> _Extracted data entries_
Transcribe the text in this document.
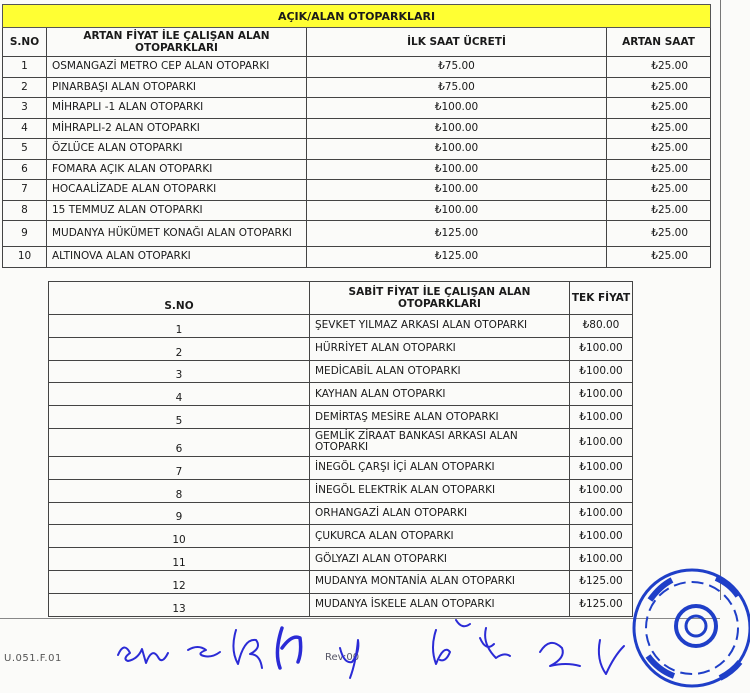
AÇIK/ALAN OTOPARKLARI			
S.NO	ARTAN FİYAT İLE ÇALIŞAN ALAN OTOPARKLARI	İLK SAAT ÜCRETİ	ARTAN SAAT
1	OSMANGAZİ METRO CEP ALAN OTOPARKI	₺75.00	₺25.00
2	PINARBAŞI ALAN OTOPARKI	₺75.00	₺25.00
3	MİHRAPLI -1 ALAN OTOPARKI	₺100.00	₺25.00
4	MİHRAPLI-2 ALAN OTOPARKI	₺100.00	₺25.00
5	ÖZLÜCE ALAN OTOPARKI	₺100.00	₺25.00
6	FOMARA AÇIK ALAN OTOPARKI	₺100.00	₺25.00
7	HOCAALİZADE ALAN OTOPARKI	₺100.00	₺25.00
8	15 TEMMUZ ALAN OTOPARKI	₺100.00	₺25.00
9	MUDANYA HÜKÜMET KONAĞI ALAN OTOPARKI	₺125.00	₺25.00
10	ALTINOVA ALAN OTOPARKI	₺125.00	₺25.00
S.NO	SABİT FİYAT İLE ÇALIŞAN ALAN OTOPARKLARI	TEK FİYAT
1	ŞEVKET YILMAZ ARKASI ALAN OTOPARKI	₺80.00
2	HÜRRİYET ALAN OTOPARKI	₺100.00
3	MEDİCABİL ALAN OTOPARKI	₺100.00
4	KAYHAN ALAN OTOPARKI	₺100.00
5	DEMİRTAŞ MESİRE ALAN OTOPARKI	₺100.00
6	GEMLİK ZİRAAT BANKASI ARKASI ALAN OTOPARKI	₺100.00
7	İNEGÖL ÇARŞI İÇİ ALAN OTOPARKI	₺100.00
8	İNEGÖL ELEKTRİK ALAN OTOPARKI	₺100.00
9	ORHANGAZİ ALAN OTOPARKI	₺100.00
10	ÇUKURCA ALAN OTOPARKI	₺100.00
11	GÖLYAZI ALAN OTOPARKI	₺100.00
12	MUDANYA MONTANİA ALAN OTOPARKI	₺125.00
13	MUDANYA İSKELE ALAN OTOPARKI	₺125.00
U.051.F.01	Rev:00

> _Required task_
A faithful copy of the records above is needed, with the pictures left out.

> _Output below_
Transcribe the text in this document.
AÇIK/ALAN OTOPARKLARI			
S.NO	ARTAN FİYAT İLE ÇALIŞAN ALAN OTOPARKLARI	İLK SAAT ÜCRETİ	ARTAN SAAT
1	OSMANGAZİ METRO CEP ALAN OTOPARKI	₺75.00	₺25.00
2	PINARBAŞI ALAN OTOPARKI	₺75.00	₺25.00
3	MİHRAPLI -1 ALAN OTOPARKI	₺100.00	₺25.00
4	MİHRAPLI-2 ALAN OTOPARKI	₺100.00	₺25.00
5	ÖZLÜCE ALAN OTOPARKI	₺100.00	₺25.00
6	FOMARA AÇIK ALAN OTOPARKI	₺100.00	₺25.00
7	HOCAALİZADE ALAN OTOPARKI	₺100.00	₺25.00
8	15 TEMMUZ ALAN OTOPARKI	₺100.00	₺25.00
9	MUDANYA HÜKÜMET KONAĞI ALAN OTOPARKI	₺125.00	₺25.00
10	ALTINOVA ALAN OTOPARKI	₺125.00	₺25.00
S.NO	SABİT FİYAT İLE ÇALIŞAN ALAN OTOPARKLARI	TEK FİYAT
1	ŞEVKET YILMAZ ARKASI ALAN OTOPARKI	₺80.00
2	HÜRRİYET ALAN OTOPARKI	₺100.00
3	MEDİCABİL ALAN OTOPARKI	₺100.00
4	KAYHAN ALAN OTOPARKI	₺100.00
5	DEMİRTAŞ MESİRE ALAN OTOPARKI	₺100.00
6	GEMLİK ZİRAAT BANKASI ARKASI ALAN OTOPARKI	₺100.00
7	İNEGÖL ÇARŞI İÇİ ALAN OTOPARKI	₺100.00
8	İNEGÖL ELEKTRİK ALAN OTOPARKI	₺100.00
9	ORHANGAZİ ALAN OTOPARKI	₺100.00
10	ÇUKURCA ALAN OTOPARKI	₺100.00
11	GÖLYAZI ALAN OTOPARKI	₺100.00
12	MUDANYA MONTANİA ALAN OTOPARKI	₺125.00
13	MUDANYA İSKELE ALAN OTOPARKI	₺125.00
U.051.F.01	Rev:00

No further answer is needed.